In the listing below, how many lines contain the word "Years"? Please respond with the number only.

** Start Raw records **

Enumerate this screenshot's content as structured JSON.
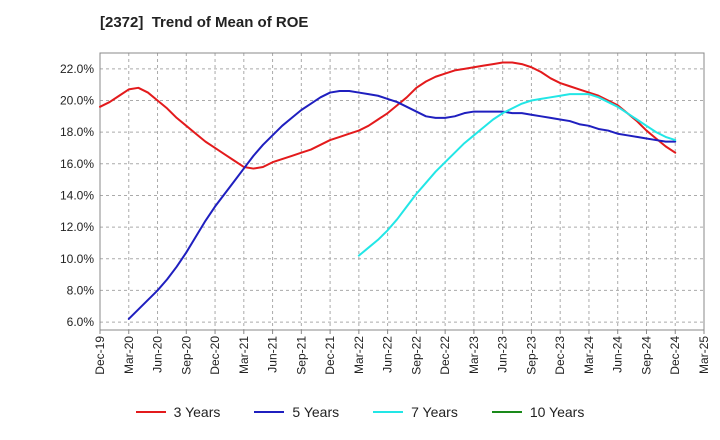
{
  "chart_data": {
    "type": "line",
    "title": "[2372]  Trend of Mean of ROE",
    "xlabel": "",
    "ylabel": "",
    "ylim": [
      5.5,
      23.0
    ],
    "x_tick_labels": [
      "Dec-19",
      "Mar-20",
      "Jun-20",
      "Sep-20",
      "Dec-20",
      "Mar-21",
      "Jun-21",
      "Sep-21",
      "Dec-21",
      "Mar-22",
      "Jun-22",
      "Sep-22",
      "Dec-22",
      "Mar-23",
      "Jun-23",
      "Sep-23",
      "Dec-23",
      "Mar-24",
      "Jun-24",
      "Sep-24",
      "Dec-24",
      "Mar-25"
    ],
    "y_ticks": [
      6,
      8,
      10,
      12,
      14,
      16,
      18,
      20,
      22
    ],
    "y_tick_labels": [
      "6.0%",
      "8.0%",
      "10.0%",
      "12.0%",
      "14.0%",
      "16.0%",
      "18.0%",
      "20.0%",
      "22.0%"
    ],
    "grid": true,
    "legend_position": "bottom",
    "series": [
      {
        "name": "3 Years",
        "color": "#e31a1c",
        "x": [
          "Dec-19",
          "Jan-20",
          "Feb-20",
          "Mar-20",
          "Apr-20",
          "May-20",
          "Jun-20",
          "Jul-20",
          "Aug-20",
          "Sep-20",
          "Oct-20",
          "Nov-20",
          "Dec-20",
          "Jan-21",
          "Feb-21",
          "Mar-21",
          "Apr-21",
          "May-21",
          "Jun-21",
          "Jul-21",
          "Aug-21",
          "Sep-21",
          "Oct-21",
          "Nov-21",
          "Dec-21",
          "Jan-22",
          "Feb-22",
          "Mar-22",
          "Apr-22",
          "May-22",
          "Jun-22",
          "Jul-22",
          "Aug-22",
          "Sep-22",
          "Oct-22",
          "Nov-22",
          "Dec-22",
          "Jan-23",
          "Feb-23",
          "Mar-23",
          "Apr-23",
          "May-23",
          "Jun-23",
          "Jul-23",
          "Aug-23",
          "Sep-23",
          "Oct-23",
          "Nov-23",
          "Dec-23",
          "Jan-24",
          "Feb-24",
          "Mar-24",
          "Apr-24",
          "May-24",
          "Jun-24",
          "Jul-24",
          "Aug-24",
          "Sep-24",
          "Oct-24",
          "Nov-24",
          "Dec-24"
        ],
        "values": [
          19.6,
          19.9,
          20.3,
          20.7,
          20.8,
          20.5,
          20.0,
          19.5,
          18.9,
          18.4,
          17.9,
          17.4,
          17.0,
          16.6,
          16.2,
          15.8,
          15.7,
          15.8,
          16.1,
          16.3,
          16.5,
          16.7,
          16.9,
          17.2,
          17.5,
          17.7,
          17.9,
          18.1,
          18.4,
          18.8,
          19.2,
          19.7,
          20.2,
          20.8,
          21.2,
          21.5,
          21.7,
          21.9,
          22.0,
          22.1,
          22.2,
          22.3,
          22.4,
          22.4,
          22.3,
          22.1,
          21.8,
          21.4,
          21.1,
          20.9,
          20.7,
          20.5,
          20.3,
          20.0,
          19.7,
          19.2,
          18.7,
          18.1,
          17.6,
          17.1,
          16.7
        ]
      },
      {
        "name": "5 Years",
        "color": "#1f1fbf",
        "x": [
          "Mar-20",
          "Apr-20",
          "May-20",
          "Jun-20",
          "Jul-20",
          "Aug-20",
          "Sep-20",
          "Oct-20",
          "Nov-20",
          "Dec-20",
          "Jan-21",
          "Feb-21",
          "Mar-21",
          "Apr-21",
          "May-21",
          "Jun-21",
          "Jul-21",
          "Aug-21",
          "Sep-21",
          "Oct-21",
          "Nov-21",
          "Dec-21",
          "Jan-22",
          "Feb-22",
          "Mar-22",
          "Apr-22",
          "May-22",
          "Jun-22",
          "Jul-22",
          "Aug-22",
          "Sep-22",
          "Oct-22",
          "Nov-22",
          "Dec-22",
          "Jan-23",
          "Feb-23",
          "Mar-23",
          "Apr-23",
          "May-23",
          "Jun-23",
          "Jul-23",
          "Aug-23",
          "Sep-23",
          "Oct-23",
          "Nov-23",
          "Dec-23",
          "Jan-24",
          "Feb-24",
          "Mar-24",
          "Apr-24",
          "May-24",
          "Jun-24",
          "Jul-24",
          "Aug-24",
          "Sep-24",
          "Oct-24",
          "Nov-24",
          "Dec-24"
        ],
        "values": [
          6.2,
          6.8,
          7.4,
          8.0,
          8.7,
          9.5,
          10.4,
          11.4,
          12.4,
          13.3,
          14.1,
          14.9,
          15.7,
          16.5,
          17.2,
          17.8,
          18.4,
          18.9,
          19.4,
          19.8,
          20.2,
          20.5,
          20.6,
          20.6,
          20.5,
          20.4,
          20.3,
          20.1,
          19.9,
          19.6,
          19.3,
          19.0,
          18.9,
          18.9,
          19.0,
          19.2,
          19.3,
          19.3,
          19.3,
          19.3,
          19.2,
          19.2,
          19.1,
          19.0,
          18.9,
          18.8,
          18.7,
          18.5,
          18.4,
          18.2,
          18.1,
          17.9,
          17.8,
          17.7,
          17.6,
          17.5,
          17.4,
          17.4
        ]
      },
      {
        "name": "7 Years",
        "color": "#22e6e6",
        "x": [
          "Mar-22",
          "Apr-22",
          "May-22",
          "Jun-22",
          "Jul-22",
          "Aug-22",
          "Sep-22",
          "Oct-22",
          "Nov-22",
          "Dec-22",
          "Jan-23",
          "Feb-23",
          "Mar-23",
          "Apr-23",
          "May-23",
          "Jun-23",
          "Jul-23",
          "Aug-23",
          "Sep-23",
          "Oct-23",
          "Nov-23",
          "Dec-23",
          "Jan-24",
          "Feb-24",
          "Mar-24",
          "Apr-24",
          "May-24",
          "Jun-24",
          "Jul-24",
          "Aug-24",
          "Sep-24",
          "Oct-24",
          "Nov-24",
          "Dec-24"
        ],
        "values": [
          10.2,
          10.7,
          11.2,
          11.8,
          12.5,
          13.3,
          14.1,
          14.8,
          15.5,
          16.1,
          16.7,
          17.3,
          17.8,
          18.3,
          18.8,
          19.2,
          19.5,
          19.8,
          20.0,
          20.1,
          20.2,
          20.3,
          20.4,
          20.4,
          20.4,
          20.2,
          19.9,
          19.6,
          19.2,
          18.8,
          18.4,
          18.0,
          17.7,
          17.5
        ]
      },
      {
        "name": "10 Years",
        "color": "#1a8a1a",
        "x": [],
        "values": []
      }
    ]
  }
}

** End Raw records **

(Output for this task):
4